[Exercise goal] Give back exactly the lines starting at the one with "Output a JSON" and ending at the last line of the data below. Pictures are not part of the copy.

Data entries
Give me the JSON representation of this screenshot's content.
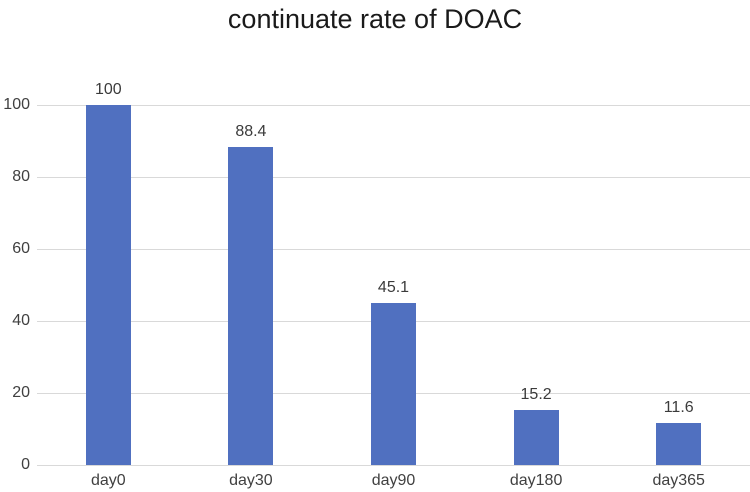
{
  "chart_data": {
    "type": "bar",
    "title": "continuate rate of DOAC",
    "categories": [
      "day0",
      "day30",
      "day90",
      "day180",
      "day365"
    ],
    "values": [
      100,
      88.4,
      45.1,
      15.2,
      11.6
    ],
    "data_labels": [
      "100",
      "88.4",
      "45.1",
      "15.2",
      "11.6"
    ],
    "xlabel": "",
    "ylabel": "",
    "ylim": [
      0,
      100
    ],
    "yticks": [
      0,
      20,
      40,
      60,
      80,
      100
    ],
    "grid": "horizontal",
    "legend": "none",
    "colors": {
      "bar": "#5070c0",
      "gridline": "#d9d9d9",
      "axis_line": "#d9d9d9",
      "tick_text": "#404040",
      "data_label_text": "#3b3b3b",
      "title_text": "#1a1a1a"
    }
  }
}
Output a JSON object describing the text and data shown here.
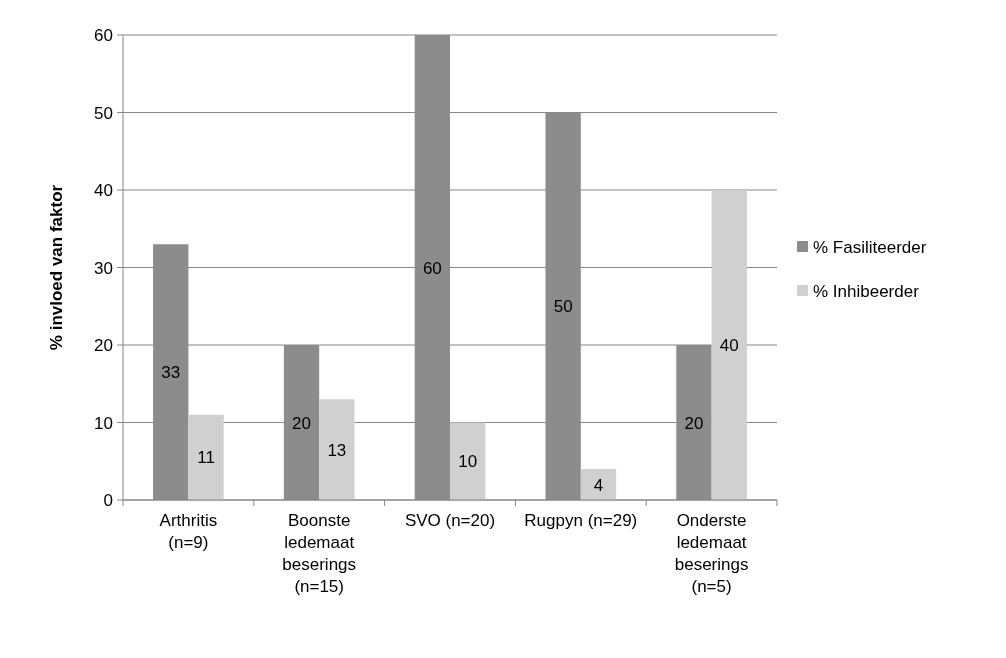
{
  "chart_data": {
    "type": "bar",
    "ylabel": "% invloed van faktor",
    "categories": [
      "Arthritis (n=9)",
      "Boonste ledemaat beserings (n=15)",
      "SVO (n=20)",
      "Rugpyn (n=29)",
      "Onderste ledemaat beserings (n=5)"
    ],
    "series": [
      {
        "name": "% Fasiliteerder",
        "color": "#8c8c8c",
        "values": [
          33,
          20,
          60,
          50,
          20
        ]
      },
      {
        "name": "% Inhibeerder",
        "color": "#d0d0d0",
        "values": [
          11,
          13,
          10,
          4,
          40
        ]
      }
    ],
    "ylim": [
      0,
      60
    ],
    "yticks": [
      0,
      10,
      20,
      30,
      40,
      50,
      60
    ],
    "grid": "y",
    "legend": "right",
    "data_labels": true
  }
}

[The reply]
Output a JSON object describing the text and data shown here.
{
  "chart_data": {
    "type": "bar",
    "ylabel": "% invloed van faktor",
    "categories": [
      "Arthritis (n=9)",
      "Boonste ledemaat beserings (n=15)",
      "SVO (n=20)",
      "Rugpyn (n=29)",
      "Onderste ledemaat beserings (n=5)"
    ],
    "series": [
      {
        "name": "% Fasiliteerder",
        "color": "#8c8c8c",
        "values": [
          33,
          20,
          60,
          50,
          20
        ]
      },
      {
        "name": "% Inhibeerder",
        "color": "#d0d0d0",
        "values": [
          11,
          13,
          10,
          4,
          40
        ]
      }
    ],
    "ylim": [
      0,
      60
    ],
    "yticks": [
      0,
      10,
      20,
      30,
      40,
      50,
      60
    ],
    "grid": "y",
    "legend": "right",
    "data_labels": true
  }
}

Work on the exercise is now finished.